• YOUR TASK:
Tally the lines in the data that follows that include the word "JSON", and report nothing but the total.

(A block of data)
◇ ◇ ◇ ◇

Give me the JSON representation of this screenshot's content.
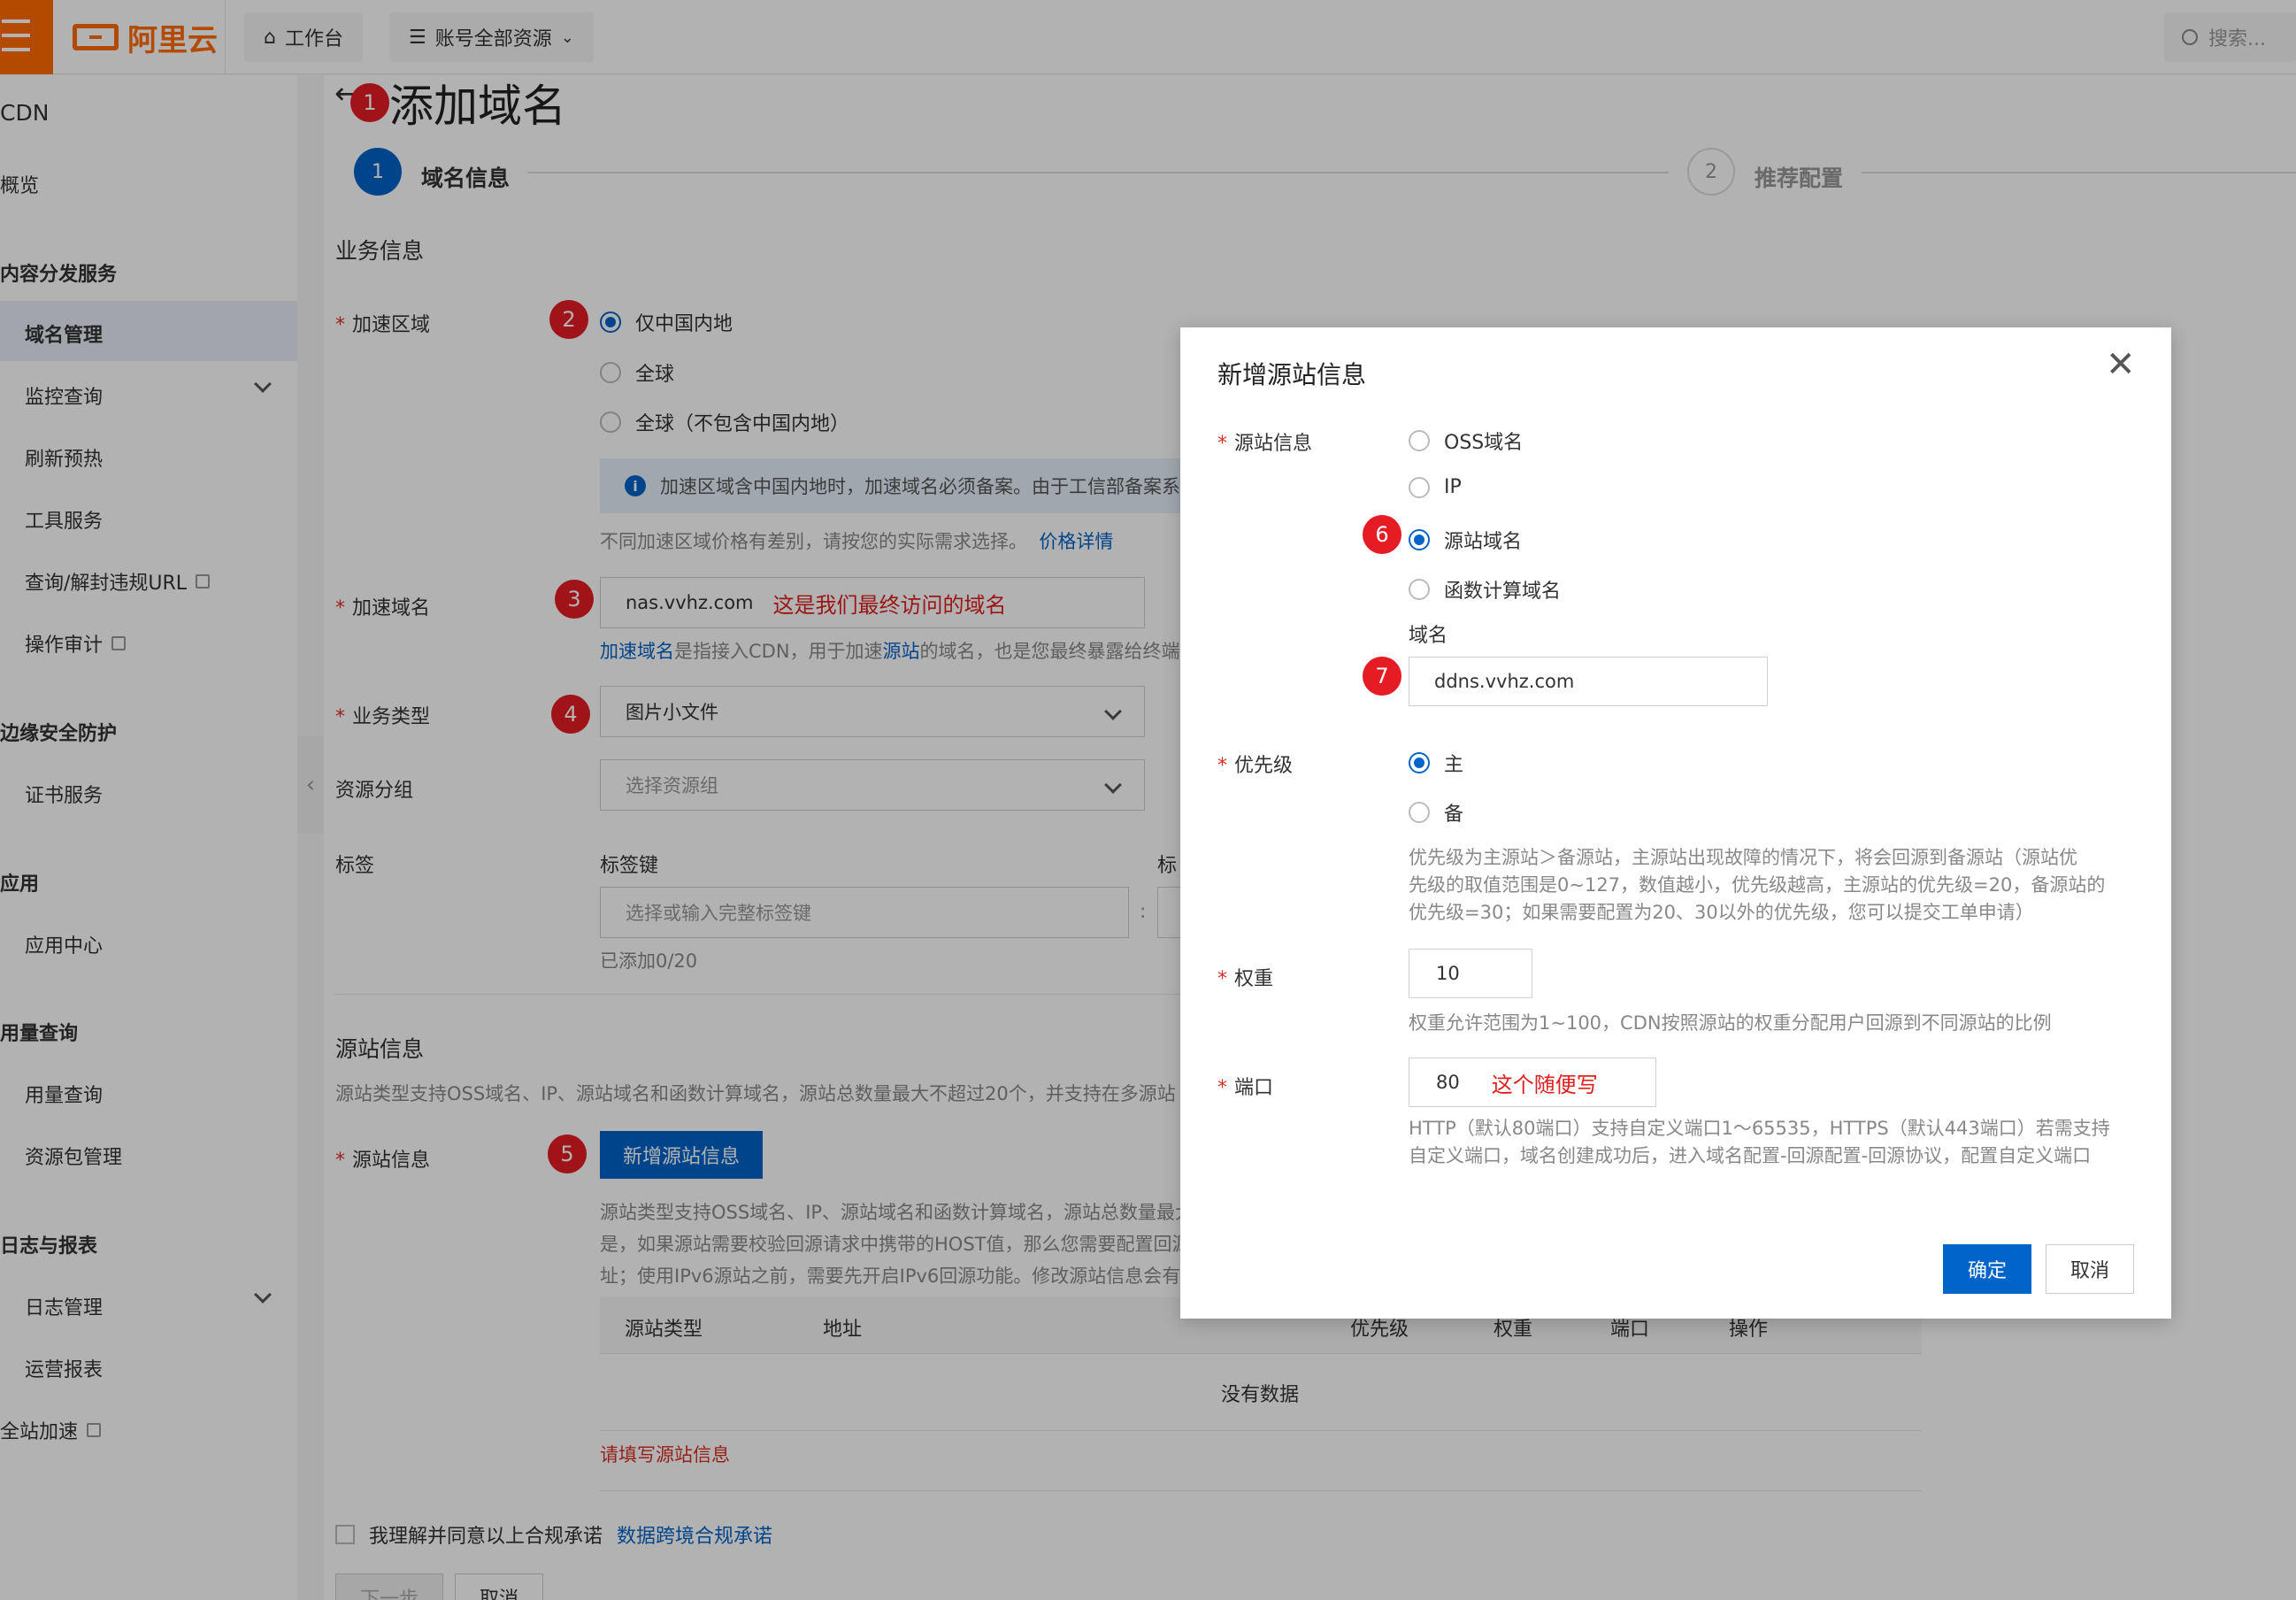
{
  "topbar": {
    "logo_text": "阿里云",
    "workbench": "工作台",
    "resources": "账号全部资源",
    "search_placeholder": "搜索..."
  },
  "sidebar": {
    "product": "CDN",
    "overview": "概览",
    "groups": {
      "content": "内容分发服务",
      "edge": "边缘安全防护",
      "app": "应用",
      "usage": "用量查询",
      "logs": "日志与报表"
    },
    "items": [
      "域名管理",
      "监控查询",
      "刷新预热",
      "工具服务",
      "查询/解封违规URL",
      "操作审计",
      "证书服务",
      "应用中心",
      "用量查询",
      "资源包管理",
      "日志管理",
      "运营报表",
      "全站加速"
    ]
  },
  "page": {
    "title": "添加域名",
    "steps": [
      {
        "num": "1",
        "label": "域名信息"
      },
      {
        "num": "2",
        "label": "推荐配置"
      }
    ],
    "section_business": "业务信息",
    "accel_region": {
      "label": "加速区域",
      "options": [
        "仅中国内地",
        "全球",
        "全球（不包含中国内地）"
      ],
      "selected": 0,
      "notice": "加速区域含中国内地时，加速域名必须备案。由于工信部备案系",
      "hint": "不同加速区域价格有差别，请按您的实际需求选择。",
      "price_link": "价格详情"
    },
    "domain": {
      "label": "加速域名",
      "value": "nas.vvhz.com",
      "annotation": "这是我们最终访问的域名",
      "help_link1": "加速域名",
      "help_text1": "是指接入CDN，用于加速",
      "help_link2": "源站",
      "help_text2": "的域名，也是您最终暴露给终端"
    },
    "biz_type": {
      "label": "业务类型",
      "value": "图片小文件"
    },
    "resource_group": {
      "label": "资源分组",
      "placeholder": "选择资源组"
    },
    "tags": {
      "label": "标签",
      "key_header": "标签键",
      "value_header": "标",
      "key_placeholder": "选择或输入完整标签键",
      "count": "已添加0/20"
    },
    "section_origin": "源站信息",
    "origin_desc": "源站类型支持OSS域名、IP、源站域名和函数计算域名，源站总数量最大不超过20个，并支持在多源站",
    "origin": {
      "label": "源站信息",
      "add_button": "新增源站信息",
      "desc_lines": [
        "源站类型支持OSS域名、IP、源站域名和函数计算域名，源站总数量最大",
        "是，如果源站需要校验回源请求中携带的HOST值，那么您需要配置回源",
        "址；使用IPv6源站之前，需要先开启IPv6回源功能。修改源站信息会有3"
      ],
      "table_headers": [
        "源站类型",
        "地址",
        "优先级",
        "权重",
        "端口",
        "操作"
      ],
      "empty": "没有数据",
      "error": "请填写源站信息"
    },
    "agree": {
      "text": "我理解并同意以上合规承诺",
      "link": "数据跨境合规承诺"
    },
    "buttons": {
      "next": "下一步",
      "cancel": "取消"
    }
  },
  "dialog": {
    "title": "新增源站信息",
    "origin_label": "源站信息",
    "origin_options": [
      "OSS域名",
      "IP",
      "源站域名",
      "函数计算域名"
    ],
    "origin_selected": 2,
    "domain_label": "域名",
    "domain_value": "ddns.vvhz.com",
    "priority_label": "优先级",
    "priority_options": [
      "主",
      "备"
    ],
    "priority_selected": 0,
    "priority_help": [
      "优先级为主源站＞备源站，主源站出现故障的情况下，将会回源到备源站（源站优",
      "先级的取值范围是0~127，数值越小，优先级越高，主源站的优先级=20，备源站的",
      "优先级=30；如果需要配置为20、30以外的优先级，您可以提交工单申请）"
    ],
    "weight_label": "权重",
    "weight_value": "10",
    "weight_help": "权重允许范围为1~100，CDN按照源站的权重分配用户回源到不同源站的比例",
    "port_label": "端口",
    "port_value": "80",
    "port_annotation": "这个随便写",
    "port_help": [
      "HTTP（默认80端口）支持自定义端口1～65535，HTTPS（默认443端口）若需支持",
      "自定义端口，域名创建成功后，进入域名配置-回源配置-回源协议，配置自定义端口"
    ],
    "confirm": "确定",
    "cancel": "取消"
  },
  "badges": [
    "1",
    "2",
    "3",
    "4",
    "5",
    "6",
    "7"
  ],
  "colors": {
    "accent": "#0064c8",
    "brand": "#ff6a00",
    "badge": "#e51c23",
    "annotation": "#e02020"
  }
}
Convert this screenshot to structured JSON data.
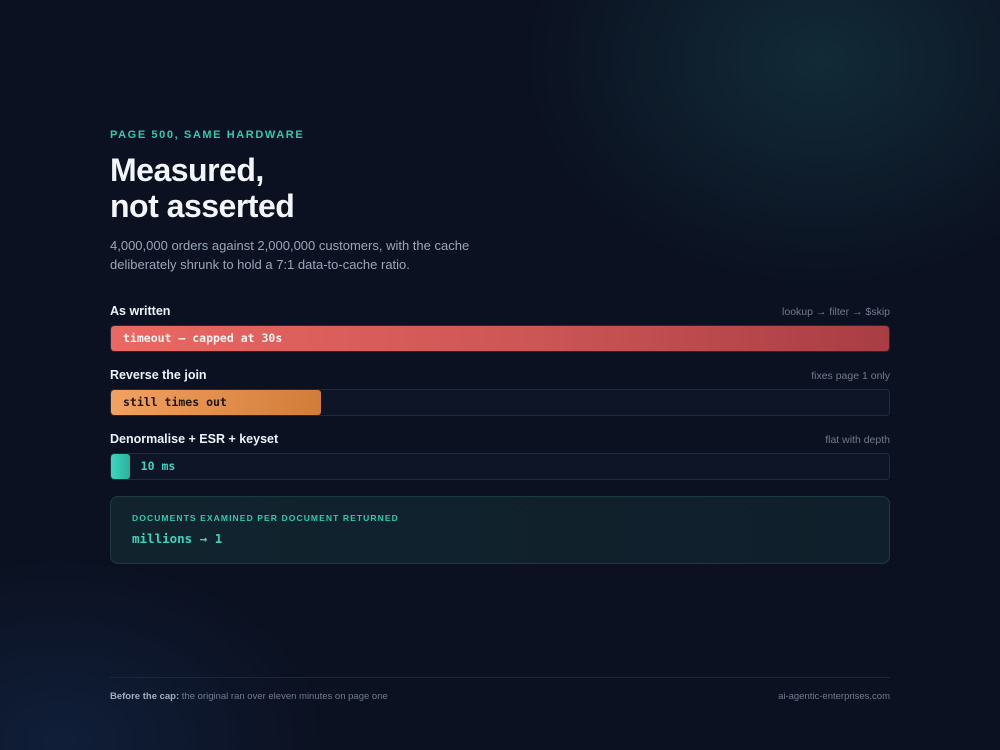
{
  "header": {
    "eyebrow": "PAGE 500, SAME HARDWARE",
    "title_line1": "Measured,",
    "title_line2": "not asserted",
    "subtitle": "4,000,000 orders against 2,000,000 customers, with the cache deliberately shrunk to hold a 7:1 data-to-cache ratio."
  },
  "rows": [
    {
      "label": "As written",
      "note": "lookup → filter → $skip",
      "bar_text": "timeout — capped at 30s",
      "fill_fraction": 1.0,
      "color": "#e5635f"
    },
    {
      "label": "Reverse the join",
      "note": "fixes page 1 only",
      "bar_text": "still times out",
      "fill_fraction": 0.27,
      "color": "#e8904b"
    },
    {
      "label": "Denormalise + ESR + keyset",
      "note": "flat with depth",
      "bar_text": "10 ms",
      "fill_fraction": 0.024,
      "color": "#35c8b1"
    }
  ],
  "stat_card": {
    "label": "DOCUMENTS EXAMINED PER DOCUMENT RETURNED",
    "value": "millions → 1"
  },
  "footer": {
    "note_bold": "Before the cap:",
    "note_text": " the original ran over eleven minutes on page one",
    "site": "ai-agentic-enterprises.com"
  }
}
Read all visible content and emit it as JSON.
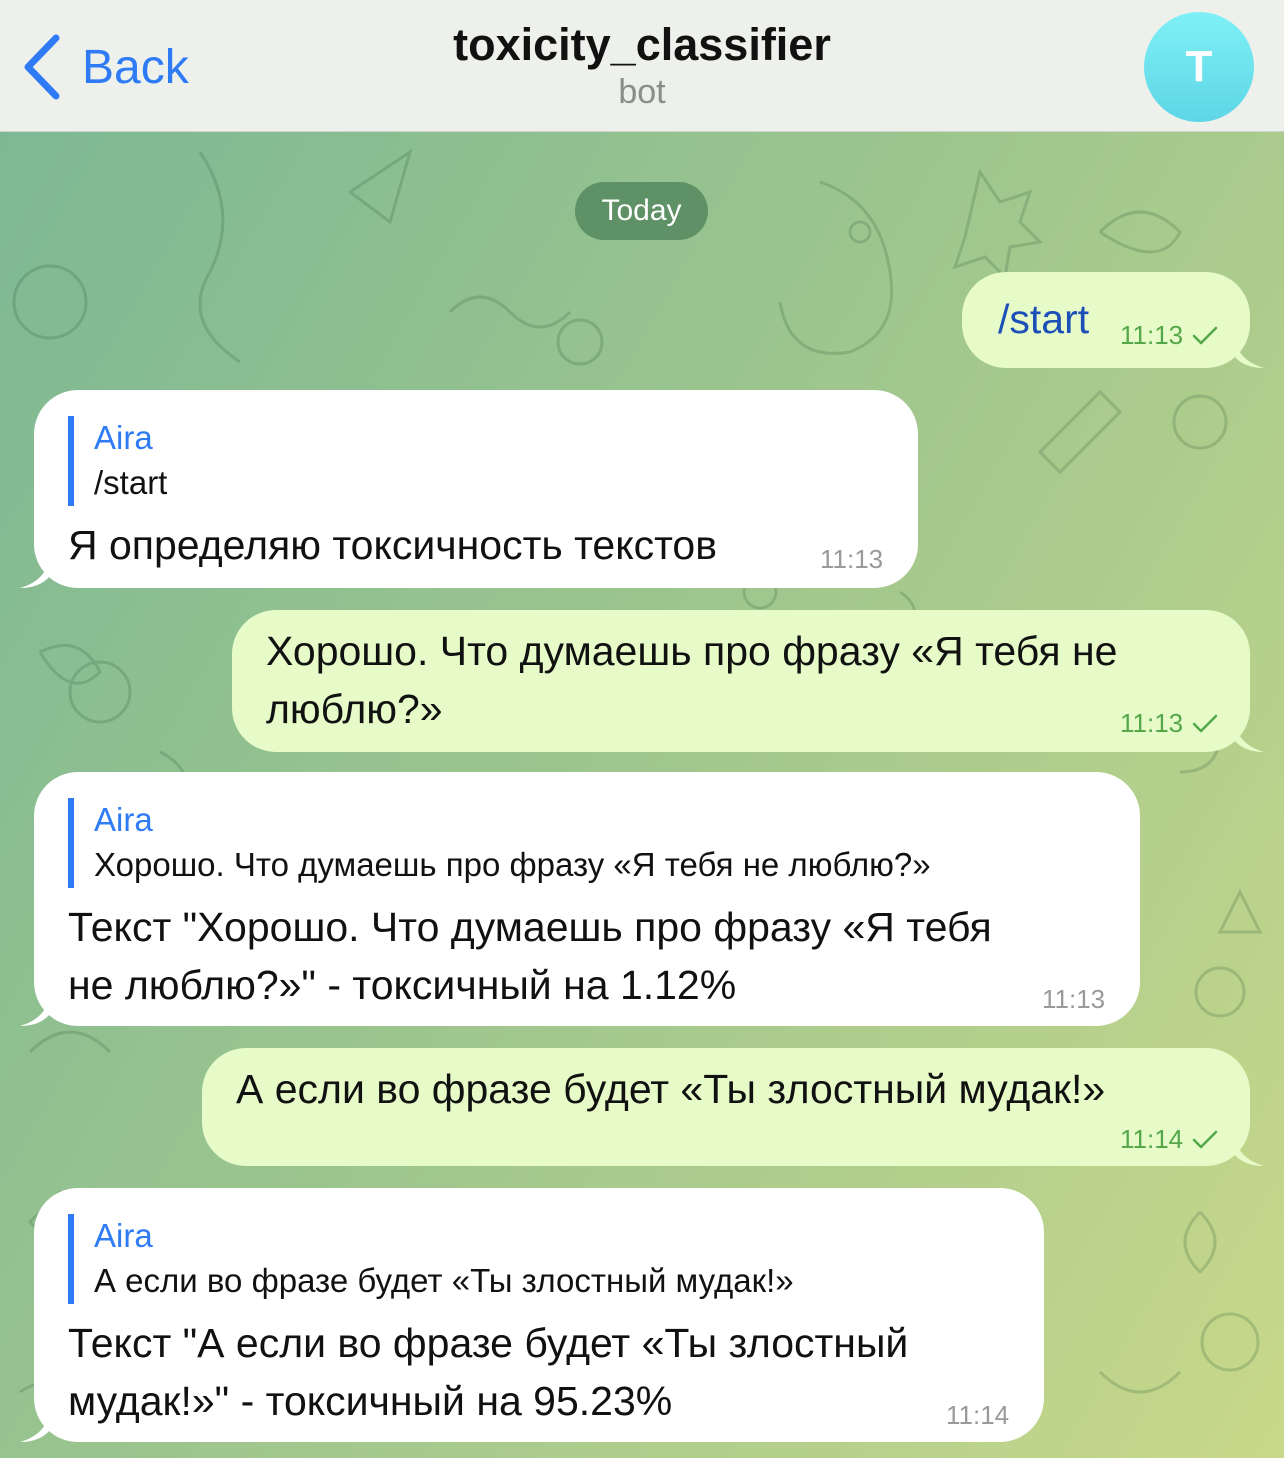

◇ ◇ ◇ ◇

• TASK OUTPUT:
3